* [TASK DIRECTIONS] Pull out every line below holding the word "Display".

Stored data:
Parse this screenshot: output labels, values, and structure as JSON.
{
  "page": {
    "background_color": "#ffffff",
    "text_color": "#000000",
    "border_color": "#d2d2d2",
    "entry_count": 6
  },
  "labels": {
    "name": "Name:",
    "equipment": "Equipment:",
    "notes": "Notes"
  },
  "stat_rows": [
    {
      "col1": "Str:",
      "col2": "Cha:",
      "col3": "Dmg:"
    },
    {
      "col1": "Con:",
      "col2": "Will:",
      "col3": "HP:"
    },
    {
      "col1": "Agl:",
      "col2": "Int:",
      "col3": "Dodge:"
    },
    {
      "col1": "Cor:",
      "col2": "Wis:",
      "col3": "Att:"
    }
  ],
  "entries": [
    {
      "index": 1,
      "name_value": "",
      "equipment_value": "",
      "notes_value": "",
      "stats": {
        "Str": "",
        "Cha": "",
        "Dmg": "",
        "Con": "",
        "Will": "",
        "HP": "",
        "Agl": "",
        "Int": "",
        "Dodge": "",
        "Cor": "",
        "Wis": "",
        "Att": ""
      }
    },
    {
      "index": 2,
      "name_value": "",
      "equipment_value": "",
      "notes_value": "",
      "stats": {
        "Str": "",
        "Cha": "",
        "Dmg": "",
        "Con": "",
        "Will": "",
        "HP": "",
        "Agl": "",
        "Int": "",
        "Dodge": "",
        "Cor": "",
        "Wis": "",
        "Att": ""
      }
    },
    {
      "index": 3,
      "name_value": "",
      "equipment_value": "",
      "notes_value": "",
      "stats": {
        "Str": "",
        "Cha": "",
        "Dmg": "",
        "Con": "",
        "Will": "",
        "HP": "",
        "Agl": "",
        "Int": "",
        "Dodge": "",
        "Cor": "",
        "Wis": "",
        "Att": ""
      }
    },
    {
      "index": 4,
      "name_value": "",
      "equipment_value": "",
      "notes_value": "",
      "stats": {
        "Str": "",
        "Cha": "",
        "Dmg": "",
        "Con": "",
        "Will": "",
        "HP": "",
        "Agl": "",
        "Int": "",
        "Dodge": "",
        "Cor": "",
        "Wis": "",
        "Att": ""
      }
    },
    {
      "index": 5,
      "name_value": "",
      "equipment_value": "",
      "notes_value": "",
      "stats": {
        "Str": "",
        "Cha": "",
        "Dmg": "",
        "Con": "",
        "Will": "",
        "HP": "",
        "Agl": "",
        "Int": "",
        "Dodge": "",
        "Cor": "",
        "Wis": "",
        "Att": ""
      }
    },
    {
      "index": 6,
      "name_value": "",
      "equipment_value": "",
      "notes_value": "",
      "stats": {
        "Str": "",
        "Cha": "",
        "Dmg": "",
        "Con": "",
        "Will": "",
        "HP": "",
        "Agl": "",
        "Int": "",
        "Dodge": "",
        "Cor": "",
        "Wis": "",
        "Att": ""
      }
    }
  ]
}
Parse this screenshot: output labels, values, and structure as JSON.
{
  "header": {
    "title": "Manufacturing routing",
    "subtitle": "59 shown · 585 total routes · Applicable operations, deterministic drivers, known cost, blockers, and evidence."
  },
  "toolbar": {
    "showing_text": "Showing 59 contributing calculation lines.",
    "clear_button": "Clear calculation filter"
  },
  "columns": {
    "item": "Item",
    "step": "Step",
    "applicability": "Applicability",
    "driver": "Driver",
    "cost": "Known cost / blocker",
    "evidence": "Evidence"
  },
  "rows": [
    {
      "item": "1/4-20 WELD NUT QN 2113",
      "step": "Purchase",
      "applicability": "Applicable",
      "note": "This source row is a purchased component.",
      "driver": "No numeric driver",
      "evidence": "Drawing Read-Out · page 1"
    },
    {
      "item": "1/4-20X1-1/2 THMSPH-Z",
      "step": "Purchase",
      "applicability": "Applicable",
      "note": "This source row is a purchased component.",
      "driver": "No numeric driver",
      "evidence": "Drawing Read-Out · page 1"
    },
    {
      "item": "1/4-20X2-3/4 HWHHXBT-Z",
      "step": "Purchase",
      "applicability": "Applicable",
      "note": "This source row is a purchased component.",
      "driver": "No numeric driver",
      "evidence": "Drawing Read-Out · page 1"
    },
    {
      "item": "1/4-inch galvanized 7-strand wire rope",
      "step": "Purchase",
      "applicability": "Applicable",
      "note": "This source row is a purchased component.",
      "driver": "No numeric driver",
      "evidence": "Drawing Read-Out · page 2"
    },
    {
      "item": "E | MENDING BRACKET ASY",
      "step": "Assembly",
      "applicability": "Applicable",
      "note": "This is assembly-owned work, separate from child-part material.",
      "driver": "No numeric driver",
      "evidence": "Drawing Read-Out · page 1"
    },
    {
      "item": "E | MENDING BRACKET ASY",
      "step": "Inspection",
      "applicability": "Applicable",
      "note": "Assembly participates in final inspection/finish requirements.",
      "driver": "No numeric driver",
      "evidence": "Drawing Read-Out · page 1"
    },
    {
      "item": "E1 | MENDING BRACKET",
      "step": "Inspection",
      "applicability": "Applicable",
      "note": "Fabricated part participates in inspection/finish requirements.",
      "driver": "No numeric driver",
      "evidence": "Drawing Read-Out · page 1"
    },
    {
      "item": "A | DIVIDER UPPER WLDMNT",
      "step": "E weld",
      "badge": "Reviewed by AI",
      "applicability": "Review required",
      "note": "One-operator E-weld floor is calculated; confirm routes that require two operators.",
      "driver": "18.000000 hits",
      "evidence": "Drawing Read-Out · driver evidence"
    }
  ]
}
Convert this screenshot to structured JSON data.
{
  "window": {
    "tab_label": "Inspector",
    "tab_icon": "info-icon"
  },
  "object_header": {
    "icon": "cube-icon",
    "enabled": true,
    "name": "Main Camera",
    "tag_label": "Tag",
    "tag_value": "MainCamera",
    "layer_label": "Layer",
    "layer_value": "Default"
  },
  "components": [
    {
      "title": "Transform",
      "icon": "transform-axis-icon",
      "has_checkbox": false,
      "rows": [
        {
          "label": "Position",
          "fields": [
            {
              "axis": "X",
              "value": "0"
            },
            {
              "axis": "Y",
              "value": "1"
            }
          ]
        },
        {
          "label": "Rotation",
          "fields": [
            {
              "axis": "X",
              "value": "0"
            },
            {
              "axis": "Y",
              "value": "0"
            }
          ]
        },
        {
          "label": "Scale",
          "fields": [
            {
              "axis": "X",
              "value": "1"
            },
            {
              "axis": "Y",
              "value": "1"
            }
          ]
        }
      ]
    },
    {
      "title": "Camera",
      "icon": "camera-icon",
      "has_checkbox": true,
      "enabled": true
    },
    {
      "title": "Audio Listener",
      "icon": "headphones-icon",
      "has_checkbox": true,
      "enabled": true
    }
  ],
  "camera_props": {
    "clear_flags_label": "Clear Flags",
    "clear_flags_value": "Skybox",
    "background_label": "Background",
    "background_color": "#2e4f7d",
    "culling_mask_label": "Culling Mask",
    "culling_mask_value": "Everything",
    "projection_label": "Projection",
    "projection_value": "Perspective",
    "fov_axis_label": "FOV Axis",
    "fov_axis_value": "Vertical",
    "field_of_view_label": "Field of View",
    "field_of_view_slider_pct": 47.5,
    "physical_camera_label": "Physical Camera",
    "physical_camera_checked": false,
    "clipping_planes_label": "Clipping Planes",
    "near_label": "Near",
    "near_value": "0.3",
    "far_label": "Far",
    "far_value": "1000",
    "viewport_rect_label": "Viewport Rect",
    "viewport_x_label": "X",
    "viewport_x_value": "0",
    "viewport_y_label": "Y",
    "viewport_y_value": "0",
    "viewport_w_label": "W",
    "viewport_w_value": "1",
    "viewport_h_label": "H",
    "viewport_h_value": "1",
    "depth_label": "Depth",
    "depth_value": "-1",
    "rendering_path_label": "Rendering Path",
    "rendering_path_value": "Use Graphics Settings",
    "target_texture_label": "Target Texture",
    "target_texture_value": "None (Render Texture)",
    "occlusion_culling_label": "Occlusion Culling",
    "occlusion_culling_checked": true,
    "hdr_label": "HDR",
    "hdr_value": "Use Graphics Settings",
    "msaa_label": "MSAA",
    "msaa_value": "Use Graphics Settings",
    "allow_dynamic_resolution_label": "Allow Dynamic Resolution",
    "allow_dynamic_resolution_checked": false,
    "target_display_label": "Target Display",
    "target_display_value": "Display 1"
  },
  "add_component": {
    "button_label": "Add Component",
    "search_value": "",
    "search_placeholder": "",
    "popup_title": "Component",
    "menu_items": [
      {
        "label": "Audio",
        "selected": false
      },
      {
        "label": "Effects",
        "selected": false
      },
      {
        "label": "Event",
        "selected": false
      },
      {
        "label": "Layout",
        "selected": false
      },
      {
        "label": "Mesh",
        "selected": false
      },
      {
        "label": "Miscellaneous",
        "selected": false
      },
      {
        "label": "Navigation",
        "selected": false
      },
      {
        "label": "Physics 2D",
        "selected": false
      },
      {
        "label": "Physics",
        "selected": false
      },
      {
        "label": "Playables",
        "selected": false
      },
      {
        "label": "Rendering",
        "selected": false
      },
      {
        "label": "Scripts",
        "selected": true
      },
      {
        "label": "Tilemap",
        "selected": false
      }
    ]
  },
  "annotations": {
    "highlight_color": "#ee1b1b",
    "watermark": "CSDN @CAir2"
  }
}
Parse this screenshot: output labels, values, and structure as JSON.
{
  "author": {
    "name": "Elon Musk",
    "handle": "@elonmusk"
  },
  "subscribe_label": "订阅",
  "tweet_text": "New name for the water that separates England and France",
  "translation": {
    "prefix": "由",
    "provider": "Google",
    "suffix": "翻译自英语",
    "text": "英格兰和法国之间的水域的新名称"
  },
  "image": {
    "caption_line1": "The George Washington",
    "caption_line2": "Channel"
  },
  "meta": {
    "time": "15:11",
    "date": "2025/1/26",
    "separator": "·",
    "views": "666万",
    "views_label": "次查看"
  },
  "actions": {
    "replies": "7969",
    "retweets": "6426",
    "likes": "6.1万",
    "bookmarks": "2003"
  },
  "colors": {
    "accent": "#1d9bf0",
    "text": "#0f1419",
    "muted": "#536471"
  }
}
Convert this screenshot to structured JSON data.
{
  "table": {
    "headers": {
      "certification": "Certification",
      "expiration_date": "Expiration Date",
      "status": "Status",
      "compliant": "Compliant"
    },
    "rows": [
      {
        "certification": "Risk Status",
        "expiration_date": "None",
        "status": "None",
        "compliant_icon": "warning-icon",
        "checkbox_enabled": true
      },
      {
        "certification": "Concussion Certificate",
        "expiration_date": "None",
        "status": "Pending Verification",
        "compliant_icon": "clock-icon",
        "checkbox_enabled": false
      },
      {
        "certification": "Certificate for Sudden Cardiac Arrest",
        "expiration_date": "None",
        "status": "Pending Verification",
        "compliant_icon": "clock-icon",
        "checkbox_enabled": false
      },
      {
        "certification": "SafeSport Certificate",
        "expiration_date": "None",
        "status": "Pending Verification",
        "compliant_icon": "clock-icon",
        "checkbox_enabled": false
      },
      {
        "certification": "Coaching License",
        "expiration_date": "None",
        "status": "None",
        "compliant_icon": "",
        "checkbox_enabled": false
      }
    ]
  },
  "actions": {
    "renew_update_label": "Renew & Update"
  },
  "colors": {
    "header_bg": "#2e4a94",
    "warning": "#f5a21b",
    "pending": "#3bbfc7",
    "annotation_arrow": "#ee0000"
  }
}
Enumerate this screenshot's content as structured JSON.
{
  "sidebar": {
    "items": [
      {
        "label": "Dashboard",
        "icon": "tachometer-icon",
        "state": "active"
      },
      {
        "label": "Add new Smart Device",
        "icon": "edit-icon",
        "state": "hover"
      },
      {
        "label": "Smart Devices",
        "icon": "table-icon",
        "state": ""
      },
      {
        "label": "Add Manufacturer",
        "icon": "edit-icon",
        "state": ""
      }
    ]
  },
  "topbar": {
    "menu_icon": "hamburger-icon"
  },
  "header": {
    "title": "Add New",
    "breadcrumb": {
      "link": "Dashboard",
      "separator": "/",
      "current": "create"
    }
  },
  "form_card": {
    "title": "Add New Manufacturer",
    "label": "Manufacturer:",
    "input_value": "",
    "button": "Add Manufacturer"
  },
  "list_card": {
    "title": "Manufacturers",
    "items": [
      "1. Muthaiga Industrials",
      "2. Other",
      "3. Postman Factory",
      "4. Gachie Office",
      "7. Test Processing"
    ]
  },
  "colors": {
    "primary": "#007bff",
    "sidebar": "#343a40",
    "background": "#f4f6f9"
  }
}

* [FINISHED ANSWER]
    "target_display_label": "Target Display",
    "target_display_value": "Display 1"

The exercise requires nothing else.